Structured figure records
◆ ◆ ◆ ◆ ◆ ◆ ◆

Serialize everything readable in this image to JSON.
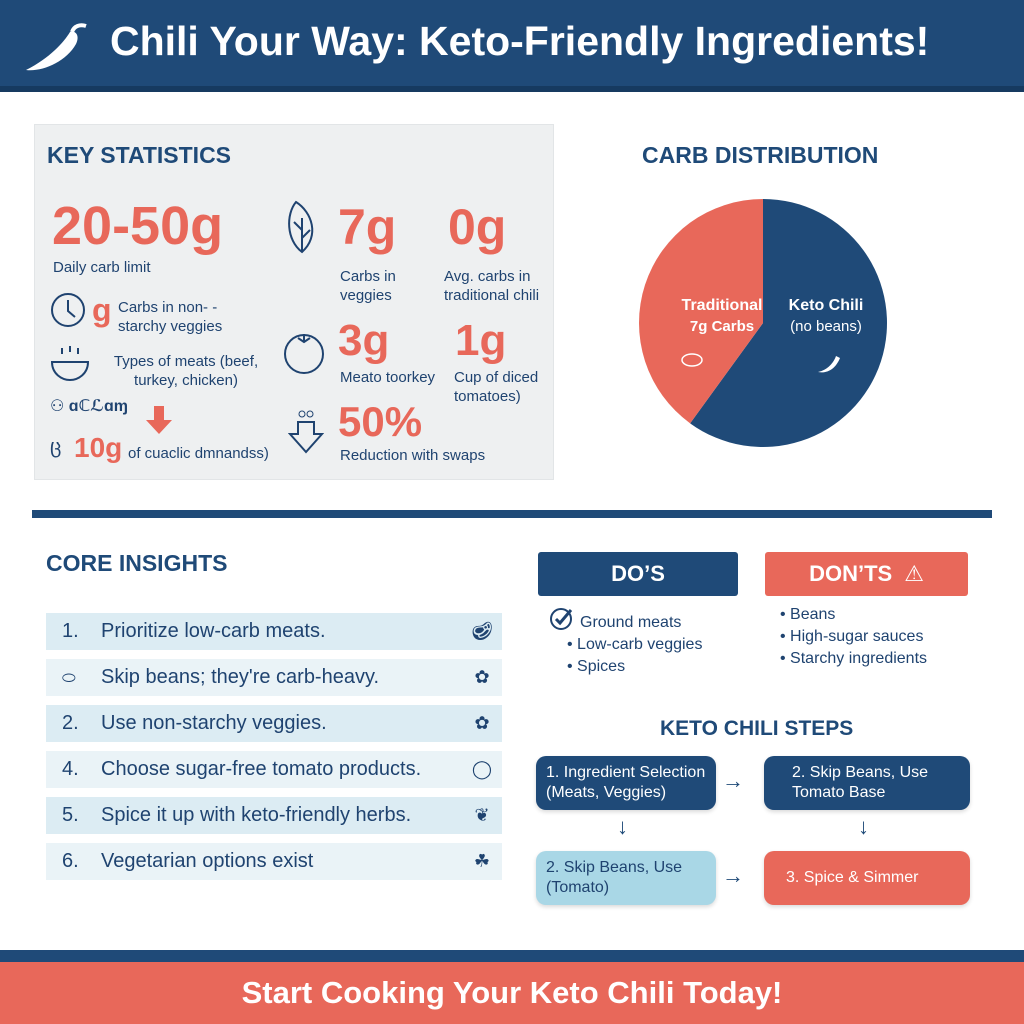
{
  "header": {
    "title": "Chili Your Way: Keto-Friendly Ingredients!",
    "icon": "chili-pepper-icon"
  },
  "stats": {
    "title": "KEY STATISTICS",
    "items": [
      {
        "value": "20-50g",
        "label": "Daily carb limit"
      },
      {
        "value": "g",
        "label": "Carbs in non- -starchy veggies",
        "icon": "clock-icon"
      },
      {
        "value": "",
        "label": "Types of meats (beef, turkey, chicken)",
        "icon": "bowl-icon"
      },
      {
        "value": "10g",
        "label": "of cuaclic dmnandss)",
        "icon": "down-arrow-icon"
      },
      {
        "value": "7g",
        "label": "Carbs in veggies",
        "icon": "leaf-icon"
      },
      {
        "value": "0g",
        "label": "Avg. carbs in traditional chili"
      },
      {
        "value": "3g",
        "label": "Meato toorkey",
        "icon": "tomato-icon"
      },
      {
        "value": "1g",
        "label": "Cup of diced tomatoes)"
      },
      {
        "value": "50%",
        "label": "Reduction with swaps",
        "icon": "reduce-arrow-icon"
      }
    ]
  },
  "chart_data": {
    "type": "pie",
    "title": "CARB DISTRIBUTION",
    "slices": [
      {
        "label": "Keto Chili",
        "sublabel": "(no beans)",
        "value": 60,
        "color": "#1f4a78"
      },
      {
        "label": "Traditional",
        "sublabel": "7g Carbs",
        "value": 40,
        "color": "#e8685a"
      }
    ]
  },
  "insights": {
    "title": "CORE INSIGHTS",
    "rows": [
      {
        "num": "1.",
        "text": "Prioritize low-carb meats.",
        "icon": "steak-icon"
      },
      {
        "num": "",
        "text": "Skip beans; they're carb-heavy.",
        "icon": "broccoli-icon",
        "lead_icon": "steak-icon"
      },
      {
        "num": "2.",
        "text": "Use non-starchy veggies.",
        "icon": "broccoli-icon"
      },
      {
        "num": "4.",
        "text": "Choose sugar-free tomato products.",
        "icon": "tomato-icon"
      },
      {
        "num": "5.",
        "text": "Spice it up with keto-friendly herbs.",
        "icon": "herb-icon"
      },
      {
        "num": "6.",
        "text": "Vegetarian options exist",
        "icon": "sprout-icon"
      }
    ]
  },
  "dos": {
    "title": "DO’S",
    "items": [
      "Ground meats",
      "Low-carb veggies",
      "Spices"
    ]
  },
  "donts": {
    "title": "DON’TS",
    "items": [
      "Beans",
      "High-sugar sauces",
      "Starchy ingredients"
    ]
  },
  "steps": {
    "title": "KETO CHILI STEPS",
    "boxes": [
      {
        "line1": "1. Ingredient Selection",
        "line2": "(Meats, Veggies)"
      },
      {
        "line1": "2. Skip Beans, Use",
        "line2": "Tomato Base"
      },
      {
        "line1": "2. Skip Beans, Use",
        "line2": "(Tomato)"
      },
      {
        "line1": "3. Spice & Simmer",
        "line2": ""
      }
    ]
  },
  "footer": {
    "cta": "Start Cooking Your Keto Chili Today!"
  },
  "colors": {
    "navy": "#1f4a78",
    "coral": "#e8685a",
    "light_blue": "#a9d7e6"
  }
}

◆ ◆ ◆ ◆ ◆ ◆ ◆

Find each line that has the word "with", then copy it out.

Result of the task
        "label": "Reduction with swaps",
        "text": "Spice it up with keto-friendly herbs.",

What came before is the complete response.